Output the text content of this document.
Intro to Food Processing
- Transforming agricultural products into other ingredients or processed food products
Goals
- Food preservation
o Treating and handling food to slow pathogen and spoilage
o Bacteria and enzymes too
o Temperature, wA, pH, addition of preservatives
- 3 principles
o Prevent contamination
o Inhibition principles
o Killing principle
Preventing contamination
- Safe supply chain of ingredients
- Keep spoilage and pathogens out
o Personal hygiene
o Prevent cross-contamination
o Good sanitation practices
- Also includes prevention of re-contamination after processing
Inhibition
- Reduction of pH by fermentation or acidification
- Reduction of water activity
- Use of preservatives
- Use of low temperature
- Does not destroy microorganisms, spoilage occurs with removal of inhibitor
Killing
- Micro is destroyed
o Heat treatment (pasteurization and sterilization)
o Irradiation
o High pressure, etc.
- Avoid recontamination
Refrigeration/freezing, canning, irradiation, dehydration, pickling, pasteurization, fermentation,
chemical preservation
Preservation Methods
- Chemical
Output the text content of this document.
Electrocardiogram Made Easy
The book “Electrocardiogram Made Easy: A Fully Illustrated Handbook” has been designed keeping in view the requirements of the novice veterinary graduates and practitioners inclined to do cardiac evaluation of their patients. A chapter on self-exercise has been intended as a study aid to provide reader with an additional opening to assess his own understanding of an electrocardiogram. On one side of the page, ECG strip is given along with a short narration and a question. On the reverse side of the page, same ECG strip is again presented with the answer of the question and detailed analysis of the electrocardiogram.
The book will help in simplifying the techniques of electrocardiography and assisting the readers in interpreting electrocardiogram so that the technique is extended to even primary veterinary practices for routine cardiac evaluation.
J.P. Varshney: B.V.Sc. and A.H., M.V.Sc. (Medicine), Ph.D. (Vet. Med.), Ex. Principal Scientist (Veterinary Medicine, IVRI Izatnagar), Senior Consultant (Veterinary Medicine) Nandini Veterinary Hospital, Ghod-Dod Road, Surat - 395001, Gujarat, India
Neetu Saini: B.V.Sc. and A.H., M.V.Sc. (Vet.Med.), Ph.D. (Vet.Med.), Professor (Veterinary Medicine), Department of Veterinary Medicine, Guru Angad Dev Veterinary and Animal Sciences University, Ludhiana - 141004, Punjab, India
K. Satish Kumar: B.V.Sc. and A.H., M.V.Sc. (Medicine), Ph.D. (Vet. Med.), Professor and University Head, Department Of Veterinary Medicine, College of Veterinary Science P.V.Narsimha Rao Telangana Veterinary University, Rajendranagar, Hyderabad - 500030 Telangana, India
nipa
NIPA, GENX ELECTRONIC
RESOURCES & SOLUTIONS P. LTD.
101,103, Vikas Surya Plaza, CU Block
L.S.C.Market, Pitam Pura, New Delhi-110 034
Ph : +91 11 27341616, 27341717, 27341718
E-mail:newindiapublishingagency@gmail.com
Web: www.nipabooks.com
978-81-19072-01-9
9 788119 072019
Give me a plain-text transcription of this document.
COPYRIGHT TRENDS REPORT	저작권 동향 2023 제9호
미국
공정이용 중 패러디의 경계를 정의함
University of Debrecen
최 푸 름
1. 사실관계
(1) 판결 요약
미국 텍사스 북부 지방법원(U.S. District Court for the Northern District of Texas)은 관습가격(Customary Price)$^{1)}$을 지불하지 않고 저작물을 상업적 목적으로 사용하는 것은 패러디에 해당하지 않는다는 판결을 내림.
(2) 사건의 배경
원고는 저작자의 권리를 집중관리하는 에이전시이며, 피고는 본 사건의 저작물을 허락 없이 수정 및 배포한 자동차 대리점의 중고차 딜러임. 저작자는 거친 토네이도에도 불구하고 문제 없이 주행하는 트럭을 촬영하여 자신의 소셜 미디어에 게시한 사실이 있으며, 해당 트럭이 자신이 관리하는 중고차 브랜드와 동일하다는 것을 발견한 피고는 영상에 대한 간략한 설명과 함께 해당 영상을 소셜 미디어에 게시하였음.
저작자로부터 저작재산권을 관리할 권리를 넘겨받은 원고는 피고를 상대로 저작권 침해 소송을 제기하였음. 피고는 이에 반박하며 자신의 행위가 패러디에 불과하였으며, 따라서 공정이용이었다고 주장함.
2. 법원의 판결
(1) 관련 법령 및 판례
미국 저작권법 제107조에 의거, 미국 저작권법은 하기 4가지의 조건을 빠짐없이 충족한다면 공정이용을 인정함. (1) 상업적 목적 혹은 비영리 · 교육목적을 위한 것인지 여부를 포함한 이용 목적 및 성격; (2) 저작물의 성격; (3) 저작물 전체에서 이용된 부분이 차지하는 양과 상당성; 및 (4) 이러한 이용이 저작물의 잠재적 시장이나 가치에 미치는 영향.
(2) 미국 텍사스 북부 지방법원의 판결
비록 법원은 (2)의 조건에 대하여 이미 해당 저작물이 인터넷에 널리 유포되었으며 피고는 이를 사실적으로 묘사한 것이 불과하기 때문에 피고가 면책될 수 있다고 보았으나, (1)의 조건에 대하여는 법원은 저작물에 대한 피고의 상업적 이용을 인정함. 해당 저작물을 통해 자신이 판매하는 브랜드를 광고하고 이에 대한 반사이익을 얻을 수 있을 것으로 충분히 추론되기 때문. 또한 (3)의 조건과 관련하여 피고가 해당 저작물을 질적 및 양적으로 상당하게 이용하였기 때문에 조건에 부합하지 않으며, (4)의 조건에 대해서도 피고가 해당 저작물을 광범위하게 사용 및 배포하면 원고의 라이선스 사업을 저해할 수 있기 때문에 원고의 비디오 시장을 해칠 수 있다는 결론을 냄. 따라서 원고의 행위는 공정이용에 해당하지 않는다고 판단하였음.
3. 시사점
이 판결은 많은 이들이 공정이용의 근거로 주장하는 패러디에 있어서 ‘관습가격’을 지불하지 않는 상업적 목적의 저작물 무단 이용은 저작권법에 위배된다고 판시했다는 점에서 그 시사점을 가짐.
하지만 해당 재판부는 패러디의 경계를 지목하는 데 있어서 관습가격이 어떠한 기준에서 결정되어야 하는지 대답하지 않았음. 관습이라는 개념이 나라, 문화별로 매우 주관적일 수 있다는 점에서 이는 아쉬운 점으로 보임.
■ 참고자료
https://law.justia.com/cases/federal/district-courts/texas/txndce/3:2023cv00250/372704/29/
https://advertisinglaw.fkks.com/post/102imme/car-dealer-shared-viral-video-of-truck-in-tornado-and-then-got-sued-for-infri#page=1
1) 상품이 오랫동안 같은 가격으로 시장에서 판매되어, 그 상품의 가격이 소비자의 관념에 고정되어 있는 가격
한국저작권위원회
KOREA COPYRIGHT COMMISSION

> **YOUR ASSIGNMENT**
Every entry above should be written out again, precisely.

> **TASK RESPONSE**
Output the text content of this document.
Intro to Food Processing
- Transforming agricultural products into other ingredients or processed food products
Goals
- Food preservation
o Treating and handling food to slow pathogen and spoilage
o Bacteria and enzymes too
o Temperature, wA, pH, addition of preservatives
- 3 principles
o Prevent contamination
o Inhibition principles
o Killing principle
Preventing contamination
- Safe supply chain of ingredients
- Keep spoilage and pathogens out
o Personal hygiene
o Prevent cross-contamination
o Good sanitation practices
- Also includes prevention of re-contamination after processing
Inhibition
- Reduction of pH by fermentation or acidification
- Reduction of water activity
- Use of preservatives
- Use of low temperature
- Does not destroy microorganisms, spoilage occurs with removal of inhibitor
Killing
- Micro is destroyed
o Heat treatment (pasteurization and sterilization)
o Irradiation
o High pressure, etc.
- Avoid recontamination
Refrigeration/freezing, canning, irradiation, dehydration, pickling, pasteurization, fermentation,
chemical preservation
Preservation Methods
- Chemical
Output the text content of this document.
Electrocardiogram Made Easy
The book “Electrocardiogram Made Easy: A Fully Illustrated Handbook” has been designed keeping in view the requirements of the novice veterinary graduates and practitioners inclined to do cardiac evaluation of their patients. A chapter on self-exercise has been intended as a study aid to provide reader with an additional opening to assess his own understanding of an electrocardiogram. On one side of the page, ECG strip is given along with a short narration and a question. On the reverse side of the page, same ECG strip is again presented with the answer of the question and detailed analysis of the electrocardiogram.
The book will help in simplifying the techniques of electrocardiography and assisting the readers in interpreting electrocardiogram so that the technique is extended to even primary veterinary practices for routine cardiac evaluation.
J.P. Varshney: B.V.Sc. and A.H., M.V.Sc. (Medicine), Ph.D. (Vet. Med.), Ex. Principal Scientist (Veterinary Medicine, IVRI Izatnagar), Senior Consultant (Veterinary Medicine) Nandini Veterinary Hospital, Ghod-Dod Road, Surat - 395001, Gujarat, India
Neetu Saini: B.V.Sc. and A.H., M.V.Sc. (Vet.Med.), Ph.D. (Vet.Med.), Professor (Veterinary Medicine), Department of Veterinary Medicine, Guru Angad Dev Veterinary and Animal Sciences University, Ludhiana - 141004, Punjab, India
K. Satish Kumar: B.V.Sc. and A.H., M.V.Sc. (Medicine), Ph.D. (Vet. Med.), Professor and University Head, Department Of Veterinary Medicine, College of Veterinary Science P.V.Narsimha Rao Telangana Veterinary University, Rajendranagar, Hyderabad - 500030 Telangana, India
nipa
NIPA, GENX ELECTRONIC
RESOURCES & SOLUTIONS P. LTD.
101,103, Vikas Surya Plaza, CU Block
L.S.C.Market, Pitam Pura, New Delhi-110 034
Ph : +91 11 27341616, 27341717, 27341718
E-mail:newindiapublishingagency@gmail.com
Web: www.nipabooks.com
978-81-19072-01-9
9 788119 072019
Give me a plain-text transcription of this document.
COPYRIGHT TRENDS REPORT	저작권 동향 2023 제9호
미국
공정이용 중 패러디의 경계를 정의함
University of Debrecen
최 푸 름
1. 사실관계
(1) 판결 요약
미국 텍사스 북부 지방법원(U.S. District Court for the Northern District of Texas)은 관습가격(Customary Price)$^{1)}$을 지불하지 않고 저작물을 상업적 목적으로 사용하는 것은 패러디에 해당하지 않는다는 판결을 내림.
(2) 사건의 배경
원고는 저작자의 권리를 집중관리하는 에이전시이며, 피고는 본 사건의 저작물을 허락 없이 수정 및 배포한 자동차 대리점의 중고차 딜러임. 저작자는 거친 토네이도에도 불구하고 문제 없이 주행하는 트럭을 촬영하여 자신의 소셜 미디어에 게시한 사실이 있으며, 해당 트럭이 자신이 관리하는 중고차 브랜드와 동일하다는 것을 발견한 피고는 영상에 대한 간략한 설명과 함께 해당 영상을 소셜 미디어에 게시하였음.
저작자로부터 저작재산권을 관리할 권리를 넘겨받은 원고는 피고를 상대로 저작권 침해 소송을 제기하였음. 피고는 이에 반박하며 자신의 행위가 패러디에 불과하였으며, 따라서 공정이용이었다고 주장함.
2. 법원의 판결
(1) 관련 법령 및 판례
미국 저작권법 제107조에 의거, 미국 저작권법은 하기 4가지의 조건을 빠짐없이 충족한다면 공정이용을 인정함. (1) 상업적 목적 혹은 비영리 · 교육목적을 위한 것인지 여부를 포함한 이용 목적 및 성격; (2) 저작물의 성격; (3) 저작물 전체에서 이용된 부분이 차지하는 양과 상당성; 및 (4) 이러한 이용이 저작물의 잠재적 시장이나 가치에 미치는 영향.
(2) 미국 텍사스 북부 지방법원의 판결
비록 법원은 (2)의 조건에 대하여 이미 해당 저작물이 인터넷에 널리 유포되었으며 피고는 이를 사실적으로 묘사한 것이 불과하기 때문에 피고가 면책될 수 있다고 보았으나, (1)의 조건에 대하여는 법원은 저작물에 대한 피고의 상업적 이용을 인정함. 해당 저작물을 통해 자신이 판매하는 브랜드를 광고하고 이에 대한 반사이익을 얻을 수 있을 것으로 충분히 추론되기 때문. 또한 (3)의 조건과 관련하여 피고가 해당 저작물을 질적 및 양적으로 상당하게 이용하였기 때문에 조건에 부합하지 않으며, (4)의 조건에 대해서도 피고가 해당 저작물을 광범위하게 사용 및 배포하면 원고의 라이선스 사업을 저해할 수 있기 때문에 원고의 비디오 시장을 해칠 수 있다는 결론을 냄. 따라서 원고의 행위는 공정이용에 해당하지 않는다고 판단하였음.
3. 시사점
이 판결은 많은 이들이 공정이용의 근거로 주장하는 패러디에 있어서 ‘관습가격’을 지불하지 않는 상업적 목적의 저작물 무단 이용은 저작권법에 위배된다고 판시했다는 점에서 그 시사점을 가짐.
하지만 해당 재판부는 패러디의 경계를 지목하는 데 있어서 관습가격이 어떠한 기준에서 결정되어야 하는지 대답하지 않았음. 관습이라는 개념이 나라, 문화별로 매우 주관적일 수 있다는 점에서 이는 아쉬운 점으로 보임.
■ 참고자료
https://law.justia.com/cases/federal/district-courts/texas/txndce/3:2023cv00250/372704/29/
https://advertisinglaw.fkks.com/post/102imme/car-dealer-shared-viral-video-of-truck-in-tornado-and-then-got-sued-for-infri#page=1
1) 상품이 오랫동안 같은 가격으로 시장에서 판매되어, 그 상품의 가격이 소비자의 관념에 고정되어 있는 가격
한국저작권위원회
KOREA COPYRIGHT COMMISSION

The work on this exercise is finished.